INSTRUÇÃO ESCRITA:
Repita sem nenhuma alteração a parte do texto sobre Wilson Baptista que começa em "Wilson Baptista nasceu" e vai até "por Luís Barbosa.".

Autor de mais de 500 sambas, entre eles “Chico Brito”, “Meu mundo é hoje (Eu sou assim)”, e “Oh, seu Oscar”, o campista Wilson Baptista ganhou uma homenagem no disco duplo “Wilson Baptista – Eu sou assim”, do Selo Sesc, que chega agora às principais plataformas de música. São 30 faixas que, segundo o pesquisador, produtor e músico carioca Rodrigo Alzuguir, provocam um “nó no tempo”: a voz do próprio Wilson, que nasceu há 110 anos (e faleceu há 55), é recuperada por meio de registros caseiros feitos pelo artista em um gravador de rolo e em uma fita demo que ele gravou para o projeto de um LP da cantora Telma Soares em meados da década de 1960, que acabou não sendo lançado.

Wilson Baptista nasceu em Campos em 1913. Filho de um guarda municipal, ainda menino participou, tocando triângulo, da Lira de Apolo, onde tocava seu tio Ovídio Batista. Ainda na cidade natal, fez parte do Bando, para o qual compunha algumas músicas e, pretendendo aprender o ofício de marceneiro, frequentou o Instituto de Artes e Ofícios. No final da década de 1920, transferiu-se com a família para o Rio de Janeiro, onde passou a frequentar os cabarés da Lapa e pontos de encontro de marginais e compositores, tornando-se amigo dos irmãos Meira, malandros famosos da época, cuja amizade lhe valeu várias prisões. A seguir, começou a trabalhar como eletricista e ajudante de contrarregra no Teatro Recreio, ocasião em que, aos 16 anos, fez seu primeiro samba, Na estrada da vida, lançado por Aracy Cortes no mesmo teatro e gravado em 1933 por Luís Barbosa.

ENTRADAS EXTRAÍDAS:
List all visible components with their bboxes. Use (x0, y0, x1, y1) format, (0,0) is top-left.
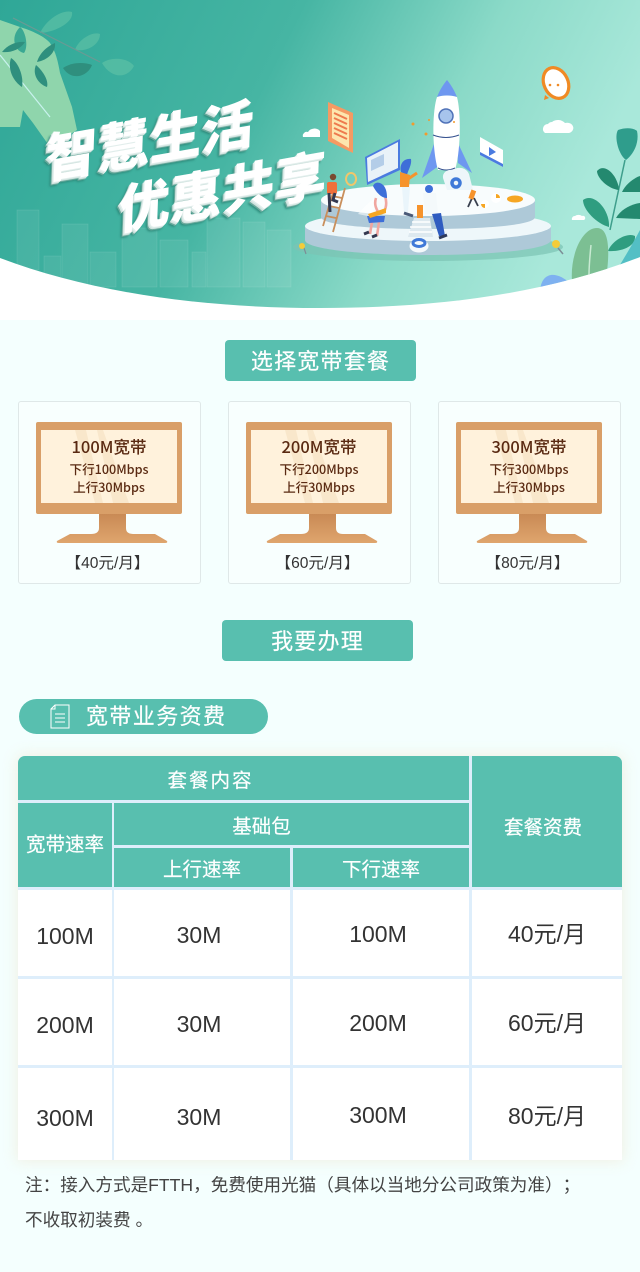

==

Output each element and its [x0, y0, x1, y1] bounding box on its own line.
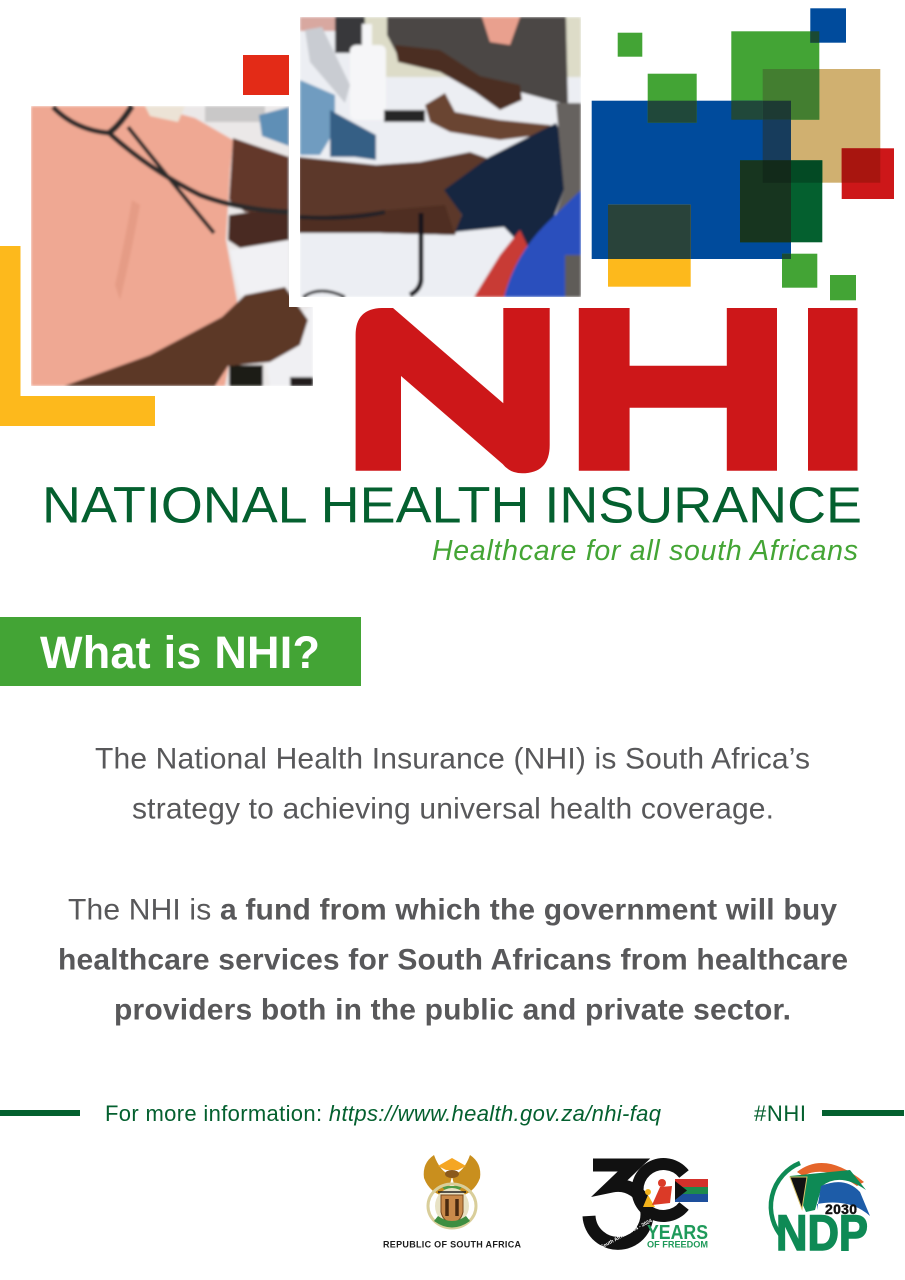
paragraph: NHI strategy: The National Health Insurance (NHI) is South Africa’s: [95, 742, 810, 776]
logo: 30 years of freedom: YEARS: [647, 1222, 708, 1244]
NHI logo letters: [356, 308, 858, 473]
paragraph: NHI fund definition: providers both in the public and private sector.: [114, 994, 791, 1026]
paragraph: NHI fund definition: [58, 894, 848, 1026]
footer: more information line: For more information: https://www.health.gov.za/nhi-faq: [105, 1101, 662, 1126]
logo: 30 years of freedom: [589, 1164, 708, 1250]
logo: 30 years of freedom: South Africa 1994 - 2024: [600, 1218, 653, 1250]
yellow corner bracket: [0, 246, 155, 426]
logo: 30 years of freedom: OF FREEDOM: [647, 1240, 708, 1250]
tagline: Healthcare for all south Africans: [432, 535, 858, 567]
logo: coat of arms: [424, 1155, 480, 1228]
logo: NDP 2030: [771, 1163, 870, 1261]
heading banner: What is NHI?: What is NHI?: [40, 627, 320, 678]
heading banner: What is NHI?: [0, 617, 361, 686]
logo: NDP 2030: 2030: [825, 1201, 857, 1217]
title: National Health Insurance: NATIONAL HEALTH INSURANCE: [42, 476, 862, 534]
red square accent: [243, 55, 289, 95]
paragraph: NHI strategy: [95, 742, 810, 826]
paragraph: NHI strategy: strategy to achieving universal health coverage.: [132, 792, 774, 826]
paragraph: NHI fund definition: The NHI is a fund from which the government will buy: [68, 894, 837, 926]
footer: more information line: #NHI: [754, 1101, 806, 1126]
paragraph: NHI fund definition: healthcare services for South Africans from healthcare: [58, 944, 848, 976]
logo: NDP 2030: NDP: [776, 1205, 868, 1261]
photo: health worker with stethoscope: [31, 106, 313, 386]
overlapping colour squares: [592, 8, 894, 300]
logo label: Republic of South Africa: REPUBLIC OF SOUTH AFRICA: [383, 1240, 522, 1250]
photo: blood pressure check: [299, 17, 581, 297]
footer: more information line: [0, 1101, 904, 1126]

...

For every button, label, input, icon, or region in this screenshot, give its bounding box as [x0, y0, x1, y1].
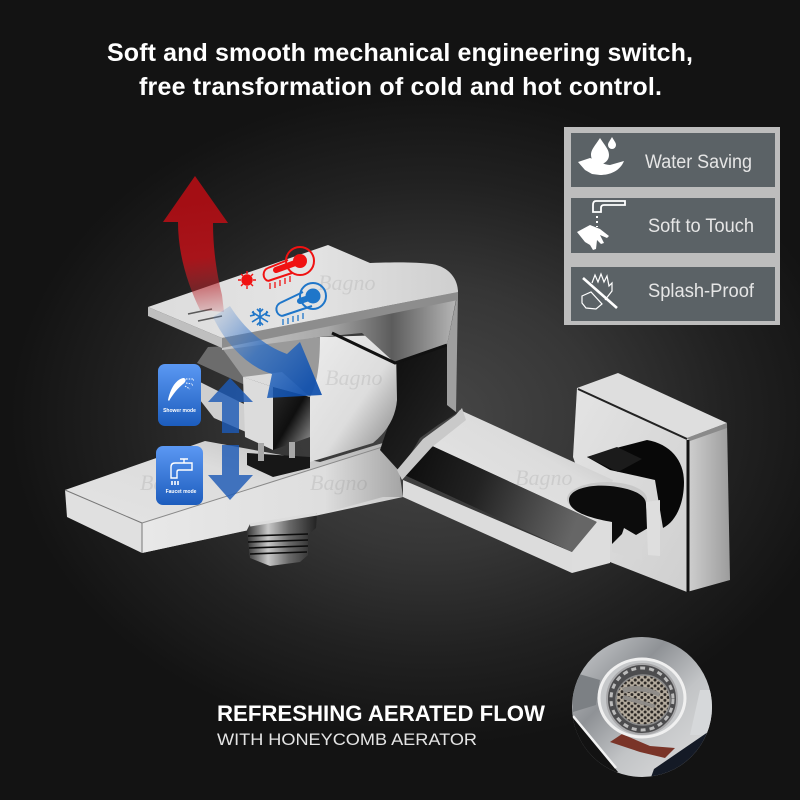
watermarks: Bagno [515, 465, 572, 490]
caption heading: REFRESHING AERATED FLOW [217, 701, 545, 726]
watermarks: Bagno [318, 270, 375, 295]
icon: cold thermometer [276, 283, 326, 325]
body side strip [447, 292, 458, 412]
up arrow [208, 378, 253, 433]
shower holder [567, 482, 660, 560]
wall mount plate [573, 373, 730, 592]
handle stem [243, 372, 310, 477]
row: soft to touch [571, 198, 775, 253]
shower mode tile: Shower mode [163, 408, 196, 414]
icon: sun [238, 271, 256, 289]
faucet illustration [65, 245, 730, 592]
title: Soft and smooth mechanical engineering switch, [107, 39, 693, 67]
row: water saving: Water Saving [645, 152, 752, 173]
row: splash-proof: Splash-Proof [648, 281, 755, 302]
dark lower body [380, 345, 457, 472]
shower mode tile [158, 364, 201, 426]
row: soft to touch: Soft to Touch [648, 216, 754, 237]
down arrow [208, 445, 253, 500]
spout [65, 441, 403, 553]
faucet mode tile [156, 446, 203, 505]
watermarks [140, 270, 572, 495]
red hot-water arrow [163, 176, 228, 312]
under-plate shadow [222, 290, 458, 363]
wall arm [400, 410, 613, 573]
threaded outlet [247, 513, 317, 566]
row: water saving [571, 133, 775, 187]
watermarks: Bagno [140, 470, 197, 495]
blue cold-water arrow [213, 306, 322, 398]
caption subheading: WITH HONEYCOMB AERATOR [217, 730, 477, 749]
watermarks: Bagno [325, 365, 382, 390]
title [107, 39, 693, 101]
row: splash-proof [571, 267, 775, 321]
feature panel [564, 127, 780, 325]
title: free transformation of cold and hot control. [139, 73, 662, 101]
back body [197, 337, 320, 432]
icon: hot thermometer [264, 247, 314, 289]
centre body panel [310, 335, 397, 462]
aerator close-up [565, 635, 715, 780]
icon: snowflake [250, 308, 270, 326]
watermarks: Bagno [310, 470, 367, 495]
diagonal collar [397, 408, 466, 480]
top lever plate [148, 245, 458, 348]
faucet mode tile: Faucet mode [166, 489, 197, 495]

RESPOSTA ESCRITA:
Wilson Baptista nasceu em Campos em 1913. Filho de um guarda municipal, ainda menino participou, tocando triângulo, da Lira de Apolo, onde tocava seu tio Ovídio Batista. Ainda na cidade natal, fez parte do Bando, para o qual compunha algumas músicas e, pretendendo aprender o ofício de marceneiro, frequentou o Instituto de Artes e Ofícios. No final da década de 1920, transferiu-se com a família para o Rio de Janeiro, onde passou a frequentar os cabarés da Lapa e pontos de encontro de marginais e compositores, tornando-se amigo dos irmãos Meira, malandros famosos da época, cuja amizade lhe valeu várias prisões. A seguir, começou a trabalhar como eletricista e ajudante de contrarregra no Teatro Recreio, ocasião em que, aos 16 anos, fez seu primeiro samba, Na estrada da vida, lançado por Aracy Cortes no mesmo teatro e gravado em 1933 por Luís Barbosa.